Problems to work on>
- A) In the post about prayer and the writer's family's ties to Hinduism, how often has the family been seeing Amma in Seattle?
- B) Pick up the post about prayer and gratitude after its final sentence and carry it forward in the same voice.

Passage provided>
=== Section Start ===

One last thing I’d like to mention in this post is the fact that it has also been observed, or deduced (not sure anymore) that “matter” is actually made of about 99% “energy” and 1 % either matter or some other thing. So it’s no wonder really that we are able to affect the so-called matter with our thoughts, emotions, etc. It is all one, interconnected and made of the same “raw material”…

Just sharing my observations…

Throughout my existence my family has sampled pretty much every mainstream religion available to us, and over the years the act of praying has become more and more confusing to me.

Over the past 6 years, my family had had a major connection to Hinduism, mainly through an Indian saint/guru named Amma, who we have been seeing in Seattle once a year. My mother has become very devout, praying, chanting, singing Bhujans and learning as much as she can about what Amma teaches. I also have a huge connection to this woman, who for me is more of a guide and a role model for me than anything. They call her the divine mother, and in a way when you meet her, that’s just what she is. Everything about her radiates the energy of a mother. And in Hinduism, prayer is a common and almost required act.

Anyways, I’m getting carried away with all that…My mother has recently been encouraging me to “pray” more often. But I have been very resilient to this. I don’t believe there is just one way to pray, it doesn’t have to be sitting down and chanting or talking to a god or spiritual figure. I don’t pray in my mind, I don’t ask anyone to give me what I desire for myself or for the world. I will things to manifest into my life by being grateful to the universe for giving me what I need. By having a positive outlook on my life and cherishing everything and being grateful, I can bring what I desire into existence. I think that maybe this is a form of prayer, but it doesn’t need to be spoken in my opinion. I think just living in happiness and gratitude is a prayer in itself.

=== Section End ===

Listed records>
=== Section Start ===

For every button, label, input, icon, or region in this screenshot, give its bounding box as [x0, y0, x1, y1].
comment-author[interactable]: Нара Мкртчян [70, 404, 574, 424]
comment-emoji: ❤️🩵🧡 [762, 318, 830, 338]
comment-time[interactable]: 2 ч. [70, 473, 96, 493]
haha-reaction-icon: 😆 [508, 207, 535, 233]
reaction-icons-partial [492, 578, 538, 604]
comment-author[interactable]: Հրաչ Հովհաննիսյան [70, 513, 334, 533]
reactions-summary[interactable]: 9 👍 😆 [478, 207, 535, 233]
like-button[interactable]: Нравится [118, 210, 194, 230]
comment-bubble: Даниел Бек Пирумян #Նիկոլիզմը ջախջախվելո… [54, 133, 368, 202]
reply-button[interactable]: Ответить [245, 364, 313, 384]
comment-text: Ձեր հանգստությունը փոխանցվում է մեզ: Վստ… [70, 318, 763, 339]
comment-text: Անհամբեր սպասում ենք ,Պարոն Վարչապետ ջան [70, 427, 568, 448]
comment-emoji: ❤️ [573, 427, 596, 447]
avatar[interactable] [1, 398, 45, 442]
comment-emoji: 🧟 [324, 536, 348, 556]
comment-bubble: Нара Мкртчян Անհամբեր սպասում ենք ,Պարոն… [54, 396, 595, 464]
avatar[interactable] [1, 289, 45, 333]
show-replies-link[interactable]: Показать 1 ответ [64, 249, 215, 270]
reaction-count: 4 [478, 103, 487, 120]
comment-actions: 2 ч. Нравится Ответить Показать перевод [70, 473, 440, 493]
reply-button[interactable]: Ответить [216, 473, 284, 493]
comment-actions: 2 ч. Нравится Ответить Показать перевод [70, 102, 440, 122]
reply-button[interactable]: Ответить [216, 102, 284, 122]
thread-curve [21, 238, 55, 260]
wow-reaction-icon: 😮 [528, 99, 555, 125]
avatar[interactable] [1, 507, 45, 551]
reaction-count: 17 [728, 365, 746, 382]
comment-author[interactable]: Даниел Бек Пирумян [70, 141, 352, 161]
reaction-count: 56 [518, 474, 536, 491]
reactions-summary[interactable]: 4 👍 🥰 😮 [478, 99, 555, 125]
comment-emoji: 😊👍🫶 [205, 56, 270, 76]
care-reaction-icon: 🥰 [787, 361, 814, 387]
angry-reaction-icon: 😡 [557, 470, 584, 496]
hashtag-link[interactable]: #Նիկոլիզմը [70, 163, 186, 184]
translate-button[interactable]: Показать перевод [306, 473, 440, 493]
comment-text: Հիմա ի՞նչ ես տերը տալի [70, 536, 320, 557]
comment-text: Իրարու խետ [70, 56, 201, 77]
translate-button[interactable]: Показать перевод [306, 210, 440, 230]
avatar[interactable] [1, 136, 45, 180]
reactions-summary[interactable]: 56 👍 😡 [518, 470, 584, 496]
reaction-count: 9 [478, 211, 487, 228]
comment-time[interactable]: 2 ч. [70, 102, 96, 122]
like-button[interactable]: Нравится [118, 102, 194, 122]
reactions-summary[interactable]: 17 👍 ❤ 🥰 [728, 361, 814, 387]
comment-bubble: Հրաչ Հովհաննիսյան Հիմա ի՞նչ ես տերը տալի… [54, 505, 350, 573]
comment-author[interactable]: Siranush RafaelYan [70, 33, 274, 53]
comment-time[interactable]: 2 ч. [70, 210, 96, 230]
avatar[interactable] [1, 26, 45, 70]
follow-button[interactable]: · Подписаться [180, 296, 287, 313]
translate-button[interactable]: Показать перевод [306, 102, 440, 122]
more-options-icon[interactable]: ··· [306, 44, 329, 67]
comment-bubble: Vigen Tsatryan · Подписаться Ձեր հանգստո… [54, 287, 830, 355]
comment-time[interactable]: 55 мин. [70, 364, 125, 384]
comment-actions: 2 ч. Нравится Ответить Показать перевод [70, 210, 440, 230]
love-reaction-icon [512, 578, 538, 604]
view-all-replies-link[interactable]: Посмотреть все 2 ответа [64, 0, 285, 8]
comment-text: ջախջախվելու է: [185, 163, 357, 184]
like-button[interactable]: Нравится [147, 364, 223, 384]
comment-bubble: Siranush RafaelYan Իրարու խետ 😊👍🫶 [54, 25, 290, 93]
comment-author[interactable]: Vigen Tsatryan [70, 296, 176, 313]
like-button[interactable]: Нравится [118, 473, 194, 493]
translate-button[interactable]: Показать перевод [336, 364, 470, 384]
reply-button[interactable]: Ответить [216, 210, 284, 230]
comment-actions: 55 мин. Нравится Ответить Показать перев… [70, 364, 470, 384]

=== Section End ===

Answers provided>
- A) Once a year.

- B)
“When you make your life a prayer of thanksgiving, every step you take will be blessed by the Great Flow of the universe.”

  • mai own personal saying

Wow, what great responses! :slight_smile:

Thank you all!

And just to show you how far behind I am in reading posts…

[quote=“heyvictor, post:10, topic:879”]Here is a story about prayer and how it works in my life.

I don’t believe that I do anything on my own without the help of the spirits.
Last fall my wife and I were asked to take a young girl into our home to foster as our daughter. We have known her since she was born and were auntie and uncle to her. She was in the custody of social services in the US and we live in Canada.
We said we were willing. Realistically there were many, many reasons why this would probably never happen. Our house doesn’t conform to any kind of codes, it’s very small. We don’t have a lot of money. There were a bunch of hoops to get through.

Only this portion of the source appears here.